» **YOUR GOAL**:
Repeat each entry as written and leave the images out of the copy.

» **PROVIDED DATA**:
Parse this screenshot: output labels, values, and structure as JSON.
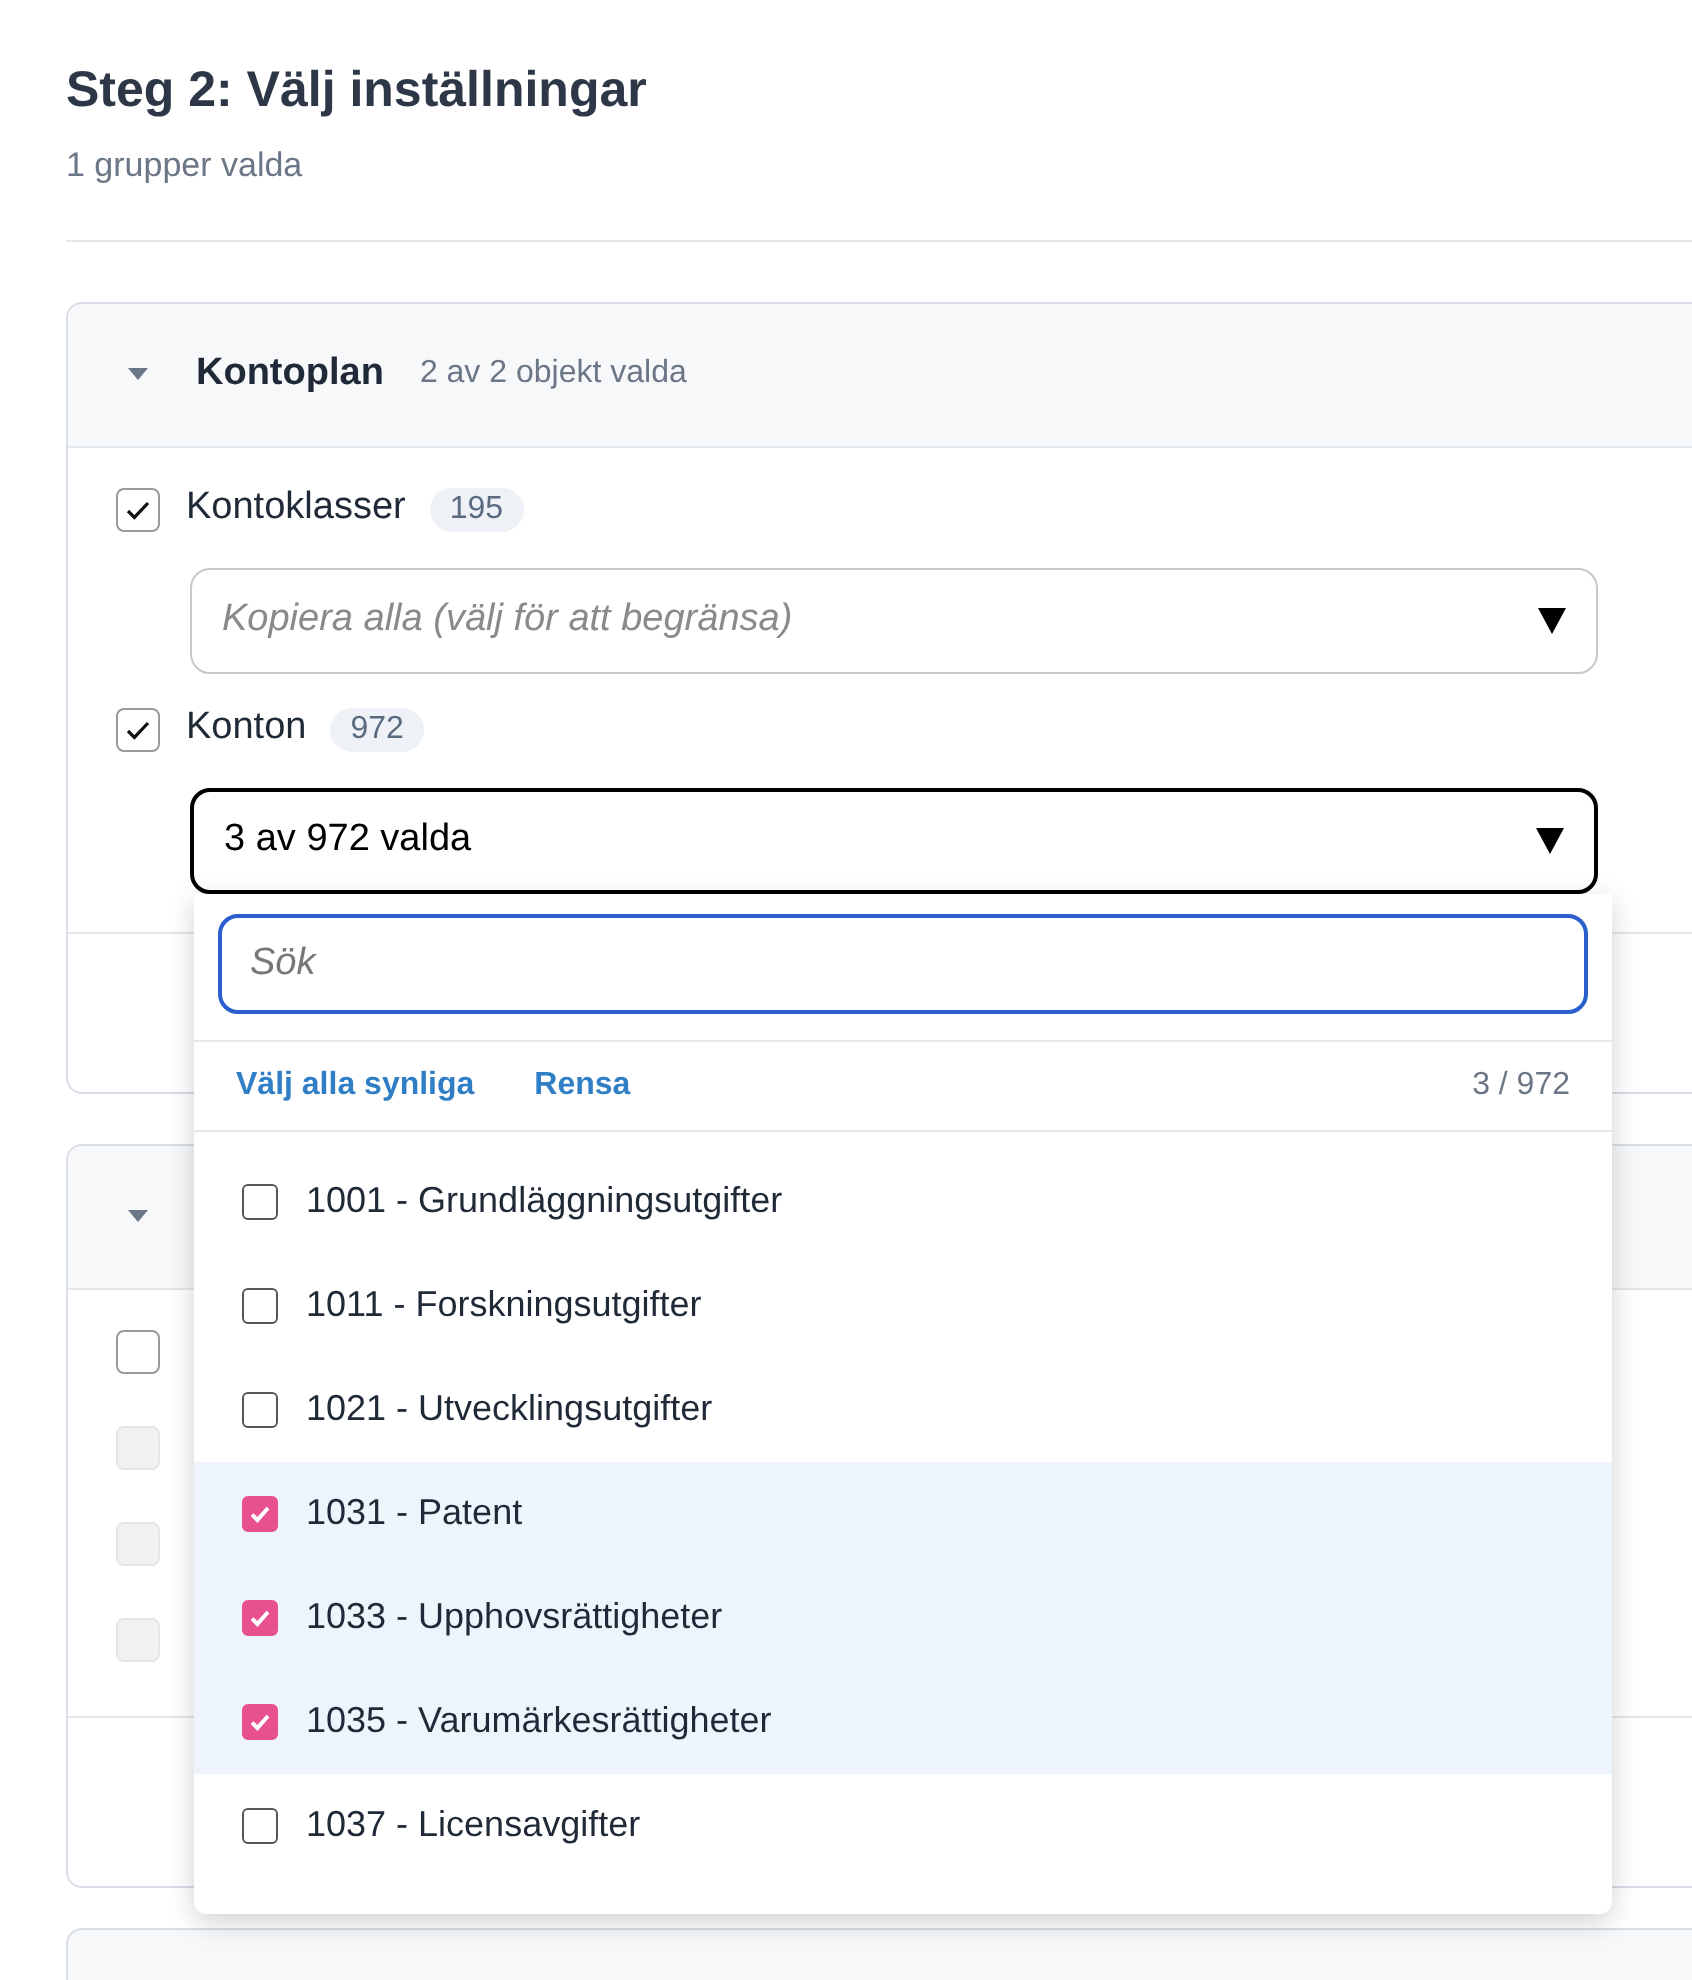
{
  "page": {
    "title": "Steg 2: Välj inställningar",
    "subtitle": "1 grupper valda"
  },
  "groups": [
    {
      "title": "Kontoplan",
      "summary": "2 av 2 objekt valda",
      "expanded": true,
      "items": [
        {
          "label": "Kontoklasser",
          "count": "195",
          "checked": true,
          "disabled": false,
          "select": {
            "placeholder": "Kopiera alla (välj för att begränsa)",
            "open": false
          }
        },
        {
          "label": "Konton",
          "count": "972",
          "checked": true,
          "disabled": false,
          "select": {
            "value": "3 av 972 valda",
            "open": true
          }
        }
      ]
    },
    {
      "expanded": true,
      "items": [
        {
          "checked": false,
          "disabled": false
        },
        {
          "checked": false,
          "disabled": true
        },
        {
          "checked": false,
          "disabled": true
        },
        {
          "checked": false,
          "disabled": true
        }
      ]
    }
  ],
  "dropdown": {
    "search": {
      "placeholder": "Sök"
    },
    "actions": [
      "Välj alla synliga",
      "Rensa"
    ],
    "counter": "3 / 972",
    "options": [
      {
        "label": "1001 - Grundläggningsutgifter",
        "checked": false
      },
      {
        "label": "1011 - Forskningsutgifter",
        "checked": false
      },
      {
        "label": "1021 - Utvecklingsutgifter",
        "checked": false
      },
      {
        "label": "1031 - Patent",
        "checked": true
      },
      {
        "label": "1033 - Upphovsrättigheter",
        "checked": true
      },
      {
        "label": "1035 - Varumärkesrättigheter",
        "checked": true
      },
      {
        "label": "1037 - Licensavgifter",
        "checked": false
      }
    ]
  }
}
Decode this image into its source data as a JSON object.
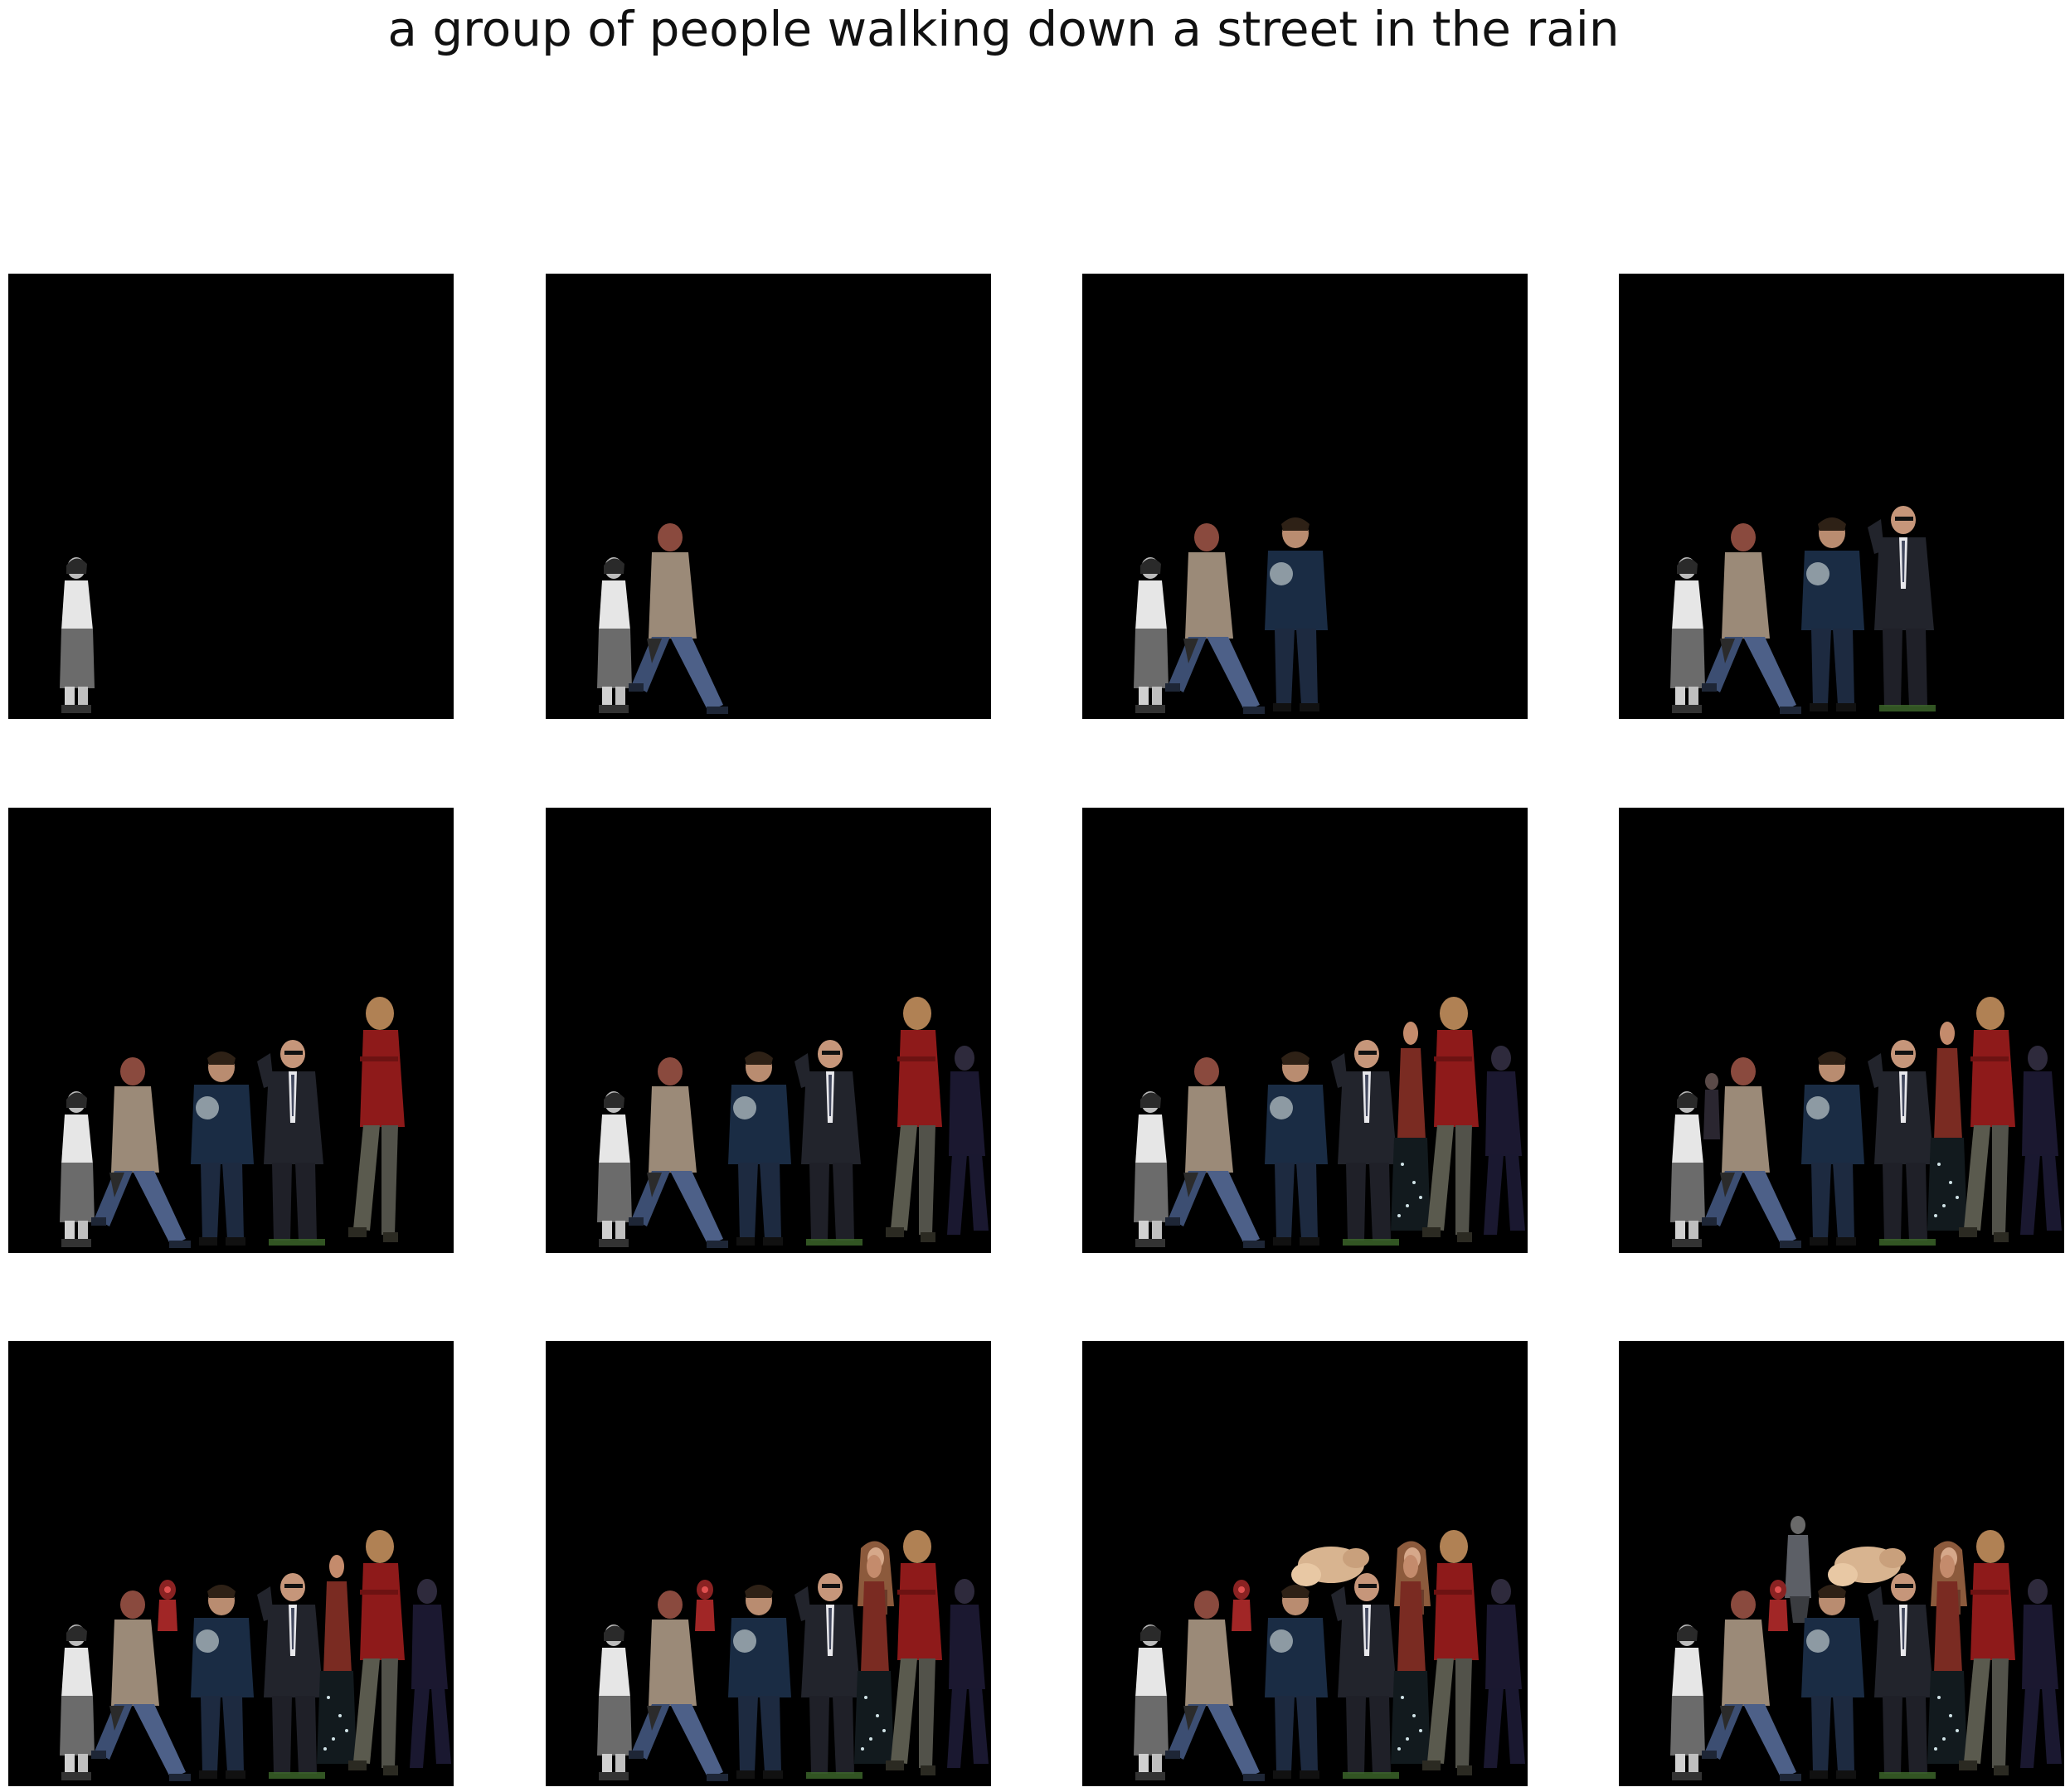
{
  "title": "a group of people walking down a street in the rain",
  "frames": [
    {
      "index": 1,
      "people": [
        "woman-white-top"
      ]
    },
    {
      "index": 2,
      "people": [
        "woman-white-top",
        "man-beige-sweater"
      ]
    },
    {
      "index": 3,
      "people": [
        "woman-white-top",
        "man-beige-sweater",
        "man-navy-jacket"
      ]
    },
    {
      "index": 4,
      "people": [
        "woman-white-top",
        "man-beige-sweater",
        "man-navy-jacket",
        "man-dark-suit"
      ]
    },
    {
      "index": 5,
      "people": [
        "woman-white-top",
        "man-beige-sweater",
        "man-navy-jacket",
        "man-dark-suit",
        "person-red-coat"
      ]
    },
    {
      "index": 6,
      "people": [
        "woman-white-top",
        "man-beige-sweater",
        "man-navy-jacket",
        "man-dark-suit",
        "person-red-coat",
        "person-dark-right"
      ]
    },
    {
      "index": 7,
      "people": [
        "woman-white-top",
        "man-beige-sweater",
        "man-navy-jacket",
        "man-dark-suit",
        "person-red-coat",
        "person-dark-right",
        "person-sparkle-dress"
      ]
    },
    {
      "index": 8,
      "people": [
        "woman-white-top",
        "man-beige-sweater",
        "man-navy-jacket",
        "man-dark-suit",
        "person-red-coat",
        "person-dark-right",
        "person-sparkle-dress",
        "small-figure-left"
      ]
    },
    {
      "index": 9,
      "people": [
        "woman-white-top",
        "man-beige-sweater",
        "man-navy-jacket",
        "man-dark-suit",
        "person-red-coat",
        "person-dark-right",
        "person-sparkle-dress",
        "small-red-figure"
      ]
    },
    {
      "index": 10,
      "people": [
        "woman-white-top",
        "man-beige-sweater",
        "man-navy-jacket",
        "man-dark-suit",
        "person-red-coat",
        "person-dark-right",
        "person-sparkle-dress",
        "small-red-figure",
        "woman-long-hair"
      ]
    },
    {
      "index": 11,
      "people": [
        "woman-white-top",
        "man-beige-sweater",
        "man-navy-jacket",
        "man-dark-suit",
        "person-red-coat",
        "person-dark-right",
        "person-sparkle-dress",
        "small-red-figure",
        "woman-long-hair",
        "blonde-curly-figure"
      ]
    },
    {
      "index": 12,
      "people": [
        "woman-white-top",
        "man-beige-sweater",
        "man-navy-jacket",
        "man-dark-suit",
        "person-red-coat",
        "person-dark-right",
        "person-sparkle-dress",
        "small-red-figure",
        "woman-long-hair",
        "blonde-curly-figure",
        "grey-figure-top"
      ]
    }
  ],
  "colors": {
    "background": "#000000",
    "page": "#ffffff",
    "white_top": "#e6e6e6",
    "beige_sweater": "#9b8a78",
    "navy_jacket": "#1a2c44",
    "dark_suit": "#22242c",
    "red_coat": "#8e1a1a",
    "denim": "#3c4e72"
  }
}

» **RESPONSE TO THIS EXERCISE**:
Parse this screenshot: output labels, values, and structure as JSON.
{
  "page": {
    "title": "Steg 2: Välj inställningar",
    "subtitle": "1 grupper valda"
  },
  "groups": [
    {
      "title": "Kontoplan",
      "summary": "2 av 2 objekt valda",
      "expanded": true,
      "items": [
        {
          "label": "Kontoklasser",
          "count": "195",
          "checked": true,
          "disabled": false,
          "select": {
            "placeholder": "Kopiera alla (välj för att begränsa)",
            "open": false
          }
        },
        {
          "label": "Konton",
          "count": "972",
          "checked": true,
          "disabled": false,
          "select": {
            "value": "3 av 972 valda",
            "open": true
          }
        }
      ]
    },
    {
      "expanded": true,
      "items": [
        {
          "checked": false,
          "disabled": false
        },
        {
          "checked": false,
          "disabled": true
        },
        {
          "checked": false,
          "disabled": true
        },
        {
          "checked": false,
          "disabled": true
        }
      ]
    }
  ],
  "dropdown": {
    "search": {
      "placeholder": "Sök"
    },
    "actions": [
      "Välj alla synliga",
      "Rensa"
    ],
    "counter": "3 / 972",
    "options": [
      {
        "label": "1001 - Grundläggningsutgifter",
        "checked": false
      },
      {
        "label": "1011 - Forskningsutgifter",
        "checked": false
      },
      {
        "label": "1021 - Utvecklingsutgifter",
        "checked": false
      },
      {
        "label": "1031 - Patent",
        "checked": true
      },
      {
        "label": "1033 - Upphovsrättigheter",
        "checked": true
      },
      {
        "label": "1035 - Varumärkesrättigheter",
        "checked": true
      },
      {
        "label": "1037 - Licensavgifter",
        "checked": false
      }
    ]
  }
}
Decode this image into its source data as a JSON object.
{
  "title": "a group of people walking down a street in the rain",
  "frames": [
    {
      "index": 1,
      "people": [
        "woman-white-top"
      ]
    },
    {
      "index": 2,
      "people": [
        "woman-white-top",
        "man-beige-sweater"
      ]
    },
    {
      "index": 3,
      "people": [
        "woman-white-top",
        "man-beige-sweater",
        "man-navy-jacket"
      ]
    },
    {
      "index": 4,
      "people": [
        "woman-white-top",
        "man-beige-sweater",
        "man-navy-jacket",
        "man-dark-suit"
      ]
    },
    {
      "index": 5,
      "people": [
        "woman-white-top",
        "man-beige-sweater",
        "man-navy-jacket",
        "man-dark-suit",
        "person-red-coat"
      ]
    },
    {
      "index": 6,
      "people": [
        "woman-white-top",
        "man-beige-sweater",
        "man-navy-jacket",
        "man-dark-suit",
        "person-red-coat",
        "person-dark-right"
      ]
    },
    {
      "index": 7,
      "people": [
        "woman-white-top",
        "man-beige-sweater",
        "man-navy-jacket",
        "man-dark-suit",
        "person-red-coat",
        "person-dark-right",
        "person-sparkle-dress"
      ]
    },
    {
      "index": 8,
      "people": [
        "woman-white-top",
        "man-beige-sweater",
        "man-navy-jacket",
        "man-dark-suit",
        "person-red-coat",
        "person-dark-right",
        "person-sparkle-dress",
        "small-figure-left"
      ]
    },
    {
      "index": 9,
      "people": [
        "woman-white-top",
        "man-beige-sweater",
        "man-navy-jacket",
        "man-dark-suit",
        "person-red-coat",
        "person-dark-right",
        "person-sparkle-dress",
        "small-red-figure"
      ]
    },
    {
      "index": 10,
      "people": [
        "woman-white-top",
        "man-beige-sweater",
        "man-navy-jacket",
        "man-dark-suit",
        "person-red-coat",
        "person-dark-right",
        "person-sparkle-dress",
        "small-red-figure",
        "woman-long-hair"
      ]
    },
    {
      "index": 11,
      "people": [
        "woman-white-top",
        "man-beige-sweater",
        "man-navy-jacket",
        "man-dark-suit",
        "person-red-coat",
        "person-dark-right",
        "person-sparkle-dress",
        "small-red-figure",
        "woman-long-hair",
        "blonde-curly-figure"
      ]
    },
    {
      "index": 12,
      "people": [
        "woman-white-top",
        "man-beige-sweater",
        "man-navy-jacket",
        "man-dark-suit",
        "person-red-coat",
        "person-dark-right",
        "person-sparkle-dress",
        "small-red-figure",
        "woman-long-hair",
        "blonde-curly-figure",
        "grey-figure-top"
      ]
    }
  ],
  "colors": {
    "background": "#000000",
    "page": "#ffffff",
    "white_top": "#e6e6e6",
    "beige_sweater": "#9b8a78",
    "navy_jacket": "#1a2c44",
    "dark_suit": "#22242c",
    "red_coat": "#8e1a1a",
    "denim": "#3c4e72"
  }
}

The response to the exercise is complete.